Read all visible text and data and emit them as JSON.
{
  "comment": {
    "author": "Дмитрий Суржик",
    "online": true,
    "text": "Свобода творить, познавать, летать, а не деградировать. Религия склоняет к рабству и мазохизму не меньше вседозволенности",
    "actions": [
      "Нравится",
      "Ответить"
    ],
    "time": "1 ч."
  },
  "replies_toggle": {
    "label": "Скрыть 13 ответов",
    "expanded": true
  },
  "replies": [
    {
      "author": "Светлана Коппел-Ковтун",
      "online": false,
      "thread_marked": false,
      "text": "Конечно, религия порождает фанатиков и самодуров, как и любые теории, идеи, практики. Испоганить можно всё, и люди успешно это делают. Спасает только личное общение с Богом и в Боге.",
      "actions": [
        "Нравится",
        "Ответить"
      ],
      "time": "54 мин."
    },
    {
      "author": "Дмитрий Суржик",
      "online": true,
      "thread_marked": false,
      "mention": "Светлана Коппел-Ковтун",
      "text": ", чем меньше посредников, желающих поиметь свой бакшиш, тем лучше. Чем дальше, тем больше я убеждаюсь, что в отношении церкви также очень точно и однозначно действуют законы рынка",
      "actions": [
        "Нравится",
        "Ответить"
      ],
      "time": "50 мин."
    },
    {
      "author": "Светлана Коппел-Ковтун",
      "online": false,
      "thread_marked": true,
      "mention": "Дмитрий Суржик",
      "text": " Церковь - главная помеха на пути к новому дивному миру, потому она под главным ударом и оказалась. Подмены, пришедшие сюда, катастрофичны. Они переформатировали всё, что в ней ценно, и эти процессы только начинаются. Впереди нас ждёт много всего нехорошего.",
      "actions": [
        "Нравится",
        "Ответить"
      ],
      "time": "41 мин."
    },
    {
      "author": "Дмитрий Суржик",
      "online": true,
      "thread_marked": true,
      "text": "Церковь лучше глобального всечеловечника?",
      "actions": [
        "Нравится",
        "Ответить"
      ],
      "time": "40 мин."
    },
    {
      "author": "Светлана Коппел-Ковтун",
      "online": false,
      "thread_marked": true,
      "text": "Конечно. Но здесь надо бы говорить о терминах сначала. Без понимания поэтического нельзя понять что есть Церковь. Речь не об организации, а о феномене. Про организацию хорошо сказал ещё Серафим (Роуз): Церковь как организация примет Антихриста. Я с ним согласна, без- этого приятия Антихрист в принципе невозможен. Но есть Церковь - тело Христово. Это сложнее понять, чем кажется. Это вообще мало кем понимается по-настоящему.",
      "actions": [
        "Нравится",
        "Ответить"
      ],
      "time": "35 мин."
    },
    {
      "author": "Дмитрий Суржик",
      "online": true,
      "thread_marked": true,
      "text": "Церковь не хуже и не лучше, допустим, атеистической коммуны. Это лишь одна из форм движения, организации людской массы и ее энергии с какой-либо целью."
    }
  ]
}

::::

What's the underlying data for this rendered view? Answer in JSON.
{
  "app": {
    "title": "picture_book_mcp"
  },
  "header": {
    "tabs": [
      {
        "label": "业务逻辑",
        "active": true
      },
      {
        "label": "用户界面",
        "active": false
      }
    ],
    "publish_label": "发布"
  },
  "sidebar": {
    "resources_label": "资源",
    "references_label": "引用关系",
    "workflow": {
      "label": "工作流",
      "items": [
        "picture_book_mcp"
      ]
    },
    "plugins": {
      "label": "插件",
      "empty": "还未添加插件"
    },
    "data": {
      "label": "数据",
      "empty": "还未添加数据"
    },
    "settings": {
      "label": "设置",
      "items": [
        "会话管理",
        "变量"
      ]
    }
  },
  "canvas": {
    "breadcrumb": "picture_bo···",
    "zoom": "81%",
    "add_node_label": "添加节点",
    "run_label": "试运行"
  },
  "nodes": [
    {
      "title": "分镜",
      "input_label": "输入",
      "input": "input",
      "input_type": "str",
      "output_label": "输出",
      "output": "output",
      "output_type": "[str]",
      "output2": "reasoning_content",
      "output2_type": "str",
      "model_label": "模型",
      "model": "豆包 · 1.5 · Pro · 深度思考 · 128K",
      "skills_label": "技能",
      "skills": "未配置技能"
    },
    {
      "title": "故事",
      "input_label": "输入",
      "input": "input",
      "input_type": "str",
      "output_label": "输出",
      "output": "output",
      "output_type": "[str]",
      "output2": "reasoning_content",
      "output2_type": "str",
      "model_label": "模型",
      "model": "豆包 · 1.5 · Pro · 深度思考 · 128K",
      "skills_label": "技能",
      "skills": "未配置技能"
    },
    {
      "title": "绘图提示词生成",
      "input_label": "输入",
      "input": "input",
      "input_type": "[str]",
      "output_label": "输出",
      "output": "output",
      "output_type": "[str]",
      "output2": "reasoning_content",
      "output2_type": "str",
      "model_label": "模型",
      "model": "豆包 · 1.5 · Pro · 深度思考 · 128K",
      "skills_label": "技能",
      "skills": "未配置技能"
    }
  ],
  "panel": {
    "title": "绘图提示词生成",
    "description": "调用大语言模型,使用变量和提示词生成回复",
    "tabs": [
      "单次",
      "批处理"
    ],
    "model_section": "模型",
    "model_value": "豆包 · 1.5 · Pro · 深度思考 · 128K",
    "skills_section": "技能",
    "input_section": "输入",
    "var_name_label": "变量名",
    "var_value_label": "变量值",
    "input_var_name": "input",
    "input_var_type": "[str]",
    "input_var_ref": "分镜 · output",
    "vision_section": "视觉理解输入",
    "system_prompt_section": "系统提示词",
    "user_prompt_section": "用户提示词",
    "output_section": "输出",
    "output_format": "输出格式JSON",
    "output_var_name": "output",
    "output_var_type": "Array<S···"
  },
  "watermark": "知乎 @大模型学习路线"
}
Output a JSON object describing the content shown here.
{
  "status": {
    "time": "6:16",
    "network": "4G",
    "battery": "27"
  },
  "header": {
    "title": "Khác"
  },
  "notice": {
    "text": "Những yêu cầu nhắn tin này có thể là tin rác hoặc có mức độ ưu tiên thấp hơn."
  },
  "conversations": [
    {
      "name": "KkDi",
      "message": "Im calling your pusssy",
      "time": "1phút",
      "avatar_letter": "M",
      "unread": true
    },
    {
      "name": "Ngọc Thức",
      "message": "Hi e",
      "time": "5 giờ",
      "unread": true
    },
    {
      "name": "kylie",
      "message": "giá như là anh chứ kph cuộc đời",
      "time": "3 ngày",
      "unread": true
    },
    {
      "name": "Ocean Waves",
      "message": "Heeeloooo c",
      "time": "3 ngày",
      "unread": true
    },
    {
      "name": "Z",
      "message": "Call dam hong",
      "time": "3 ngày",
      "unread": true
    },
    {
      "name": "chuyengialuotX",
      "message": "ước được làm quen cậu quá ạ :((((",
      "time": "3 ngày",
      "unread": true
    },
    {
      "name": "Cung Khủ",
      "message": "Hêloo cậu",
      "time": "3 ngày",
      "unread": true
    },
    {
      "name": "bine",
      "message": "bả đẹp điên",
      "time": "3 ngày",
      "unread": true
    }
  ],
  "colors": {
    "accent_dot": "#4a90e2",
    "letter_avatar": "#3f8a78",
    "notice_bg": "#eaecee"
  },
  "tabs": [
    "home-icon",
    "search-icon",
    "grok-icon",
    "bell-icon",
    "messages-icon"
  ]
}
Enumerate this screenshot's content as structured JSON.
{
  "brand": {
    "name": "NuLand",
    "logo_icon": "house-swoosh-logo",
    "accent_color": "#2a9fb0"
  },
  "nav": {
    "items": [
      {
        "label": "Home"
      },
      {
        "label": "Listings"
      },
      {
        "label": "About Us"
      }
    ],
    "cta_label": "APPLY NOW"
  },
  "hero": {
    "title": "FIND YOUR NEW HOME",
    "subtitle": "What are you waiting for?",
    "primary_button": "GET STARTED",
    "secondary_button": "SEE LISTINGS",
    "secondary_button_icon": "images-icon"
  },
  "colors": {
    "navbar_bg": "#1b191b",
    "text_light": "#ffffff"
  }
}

::::

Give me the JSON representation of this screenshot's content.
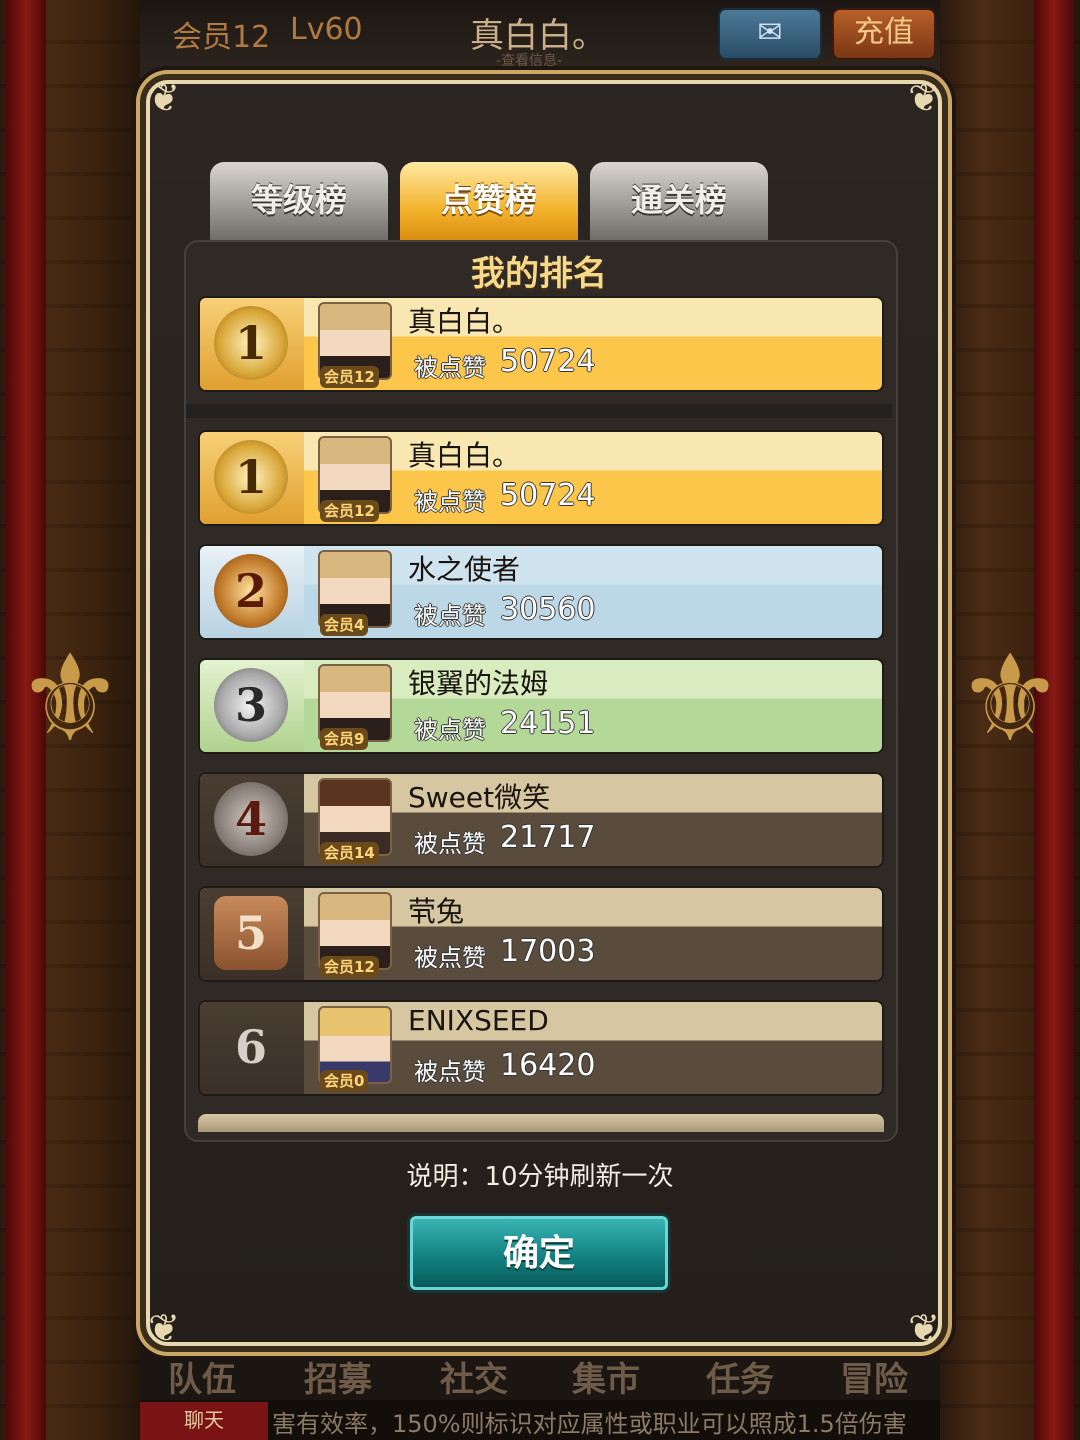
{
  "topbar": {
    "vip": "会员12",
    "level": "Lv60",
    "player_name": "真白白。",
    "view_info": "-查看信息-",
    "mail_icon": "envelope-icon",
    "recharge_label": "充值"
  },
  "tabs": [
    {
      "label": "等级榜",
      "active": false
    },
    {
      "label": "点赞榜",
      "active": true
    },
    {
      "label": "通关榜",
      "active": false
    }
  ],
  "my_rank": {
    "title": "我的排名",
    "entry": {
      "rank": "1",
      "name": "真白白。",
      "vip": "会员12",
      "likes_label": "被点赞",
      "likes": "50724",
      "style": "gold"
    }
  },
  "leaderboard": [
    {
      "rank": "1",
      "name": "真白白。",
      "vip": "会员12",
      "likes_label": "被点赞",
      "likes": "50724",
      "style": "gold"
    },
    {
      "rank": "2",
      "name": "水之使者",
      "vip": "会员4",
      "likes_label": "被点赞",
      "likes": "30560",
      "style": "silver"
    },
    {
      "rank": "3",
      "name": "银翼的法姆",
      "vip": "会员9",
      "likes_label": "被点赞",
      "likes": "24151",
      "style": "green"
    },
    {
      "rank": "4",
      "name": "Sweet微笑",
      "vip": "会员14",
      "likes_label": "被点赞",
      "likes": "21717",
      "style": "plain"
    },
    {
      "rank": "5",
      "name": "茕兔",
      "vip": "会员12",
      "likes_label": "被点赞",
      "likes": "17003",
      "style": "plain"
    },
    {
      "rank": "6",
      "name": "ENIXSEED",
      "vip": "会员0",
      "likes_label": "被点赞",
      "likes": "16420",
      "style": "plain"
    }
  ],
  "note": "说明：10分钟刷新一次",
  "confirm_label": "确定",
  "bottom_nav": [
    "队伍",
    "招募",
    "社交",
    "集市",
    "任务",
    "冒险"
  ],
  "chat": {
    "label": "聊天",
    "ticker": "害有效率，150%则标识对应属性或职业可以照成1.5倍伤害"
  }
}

::::

→ Written task
Looking at the records above, report how many lines contain the word "меньше". Answer with the number only.

→ Exercise output
2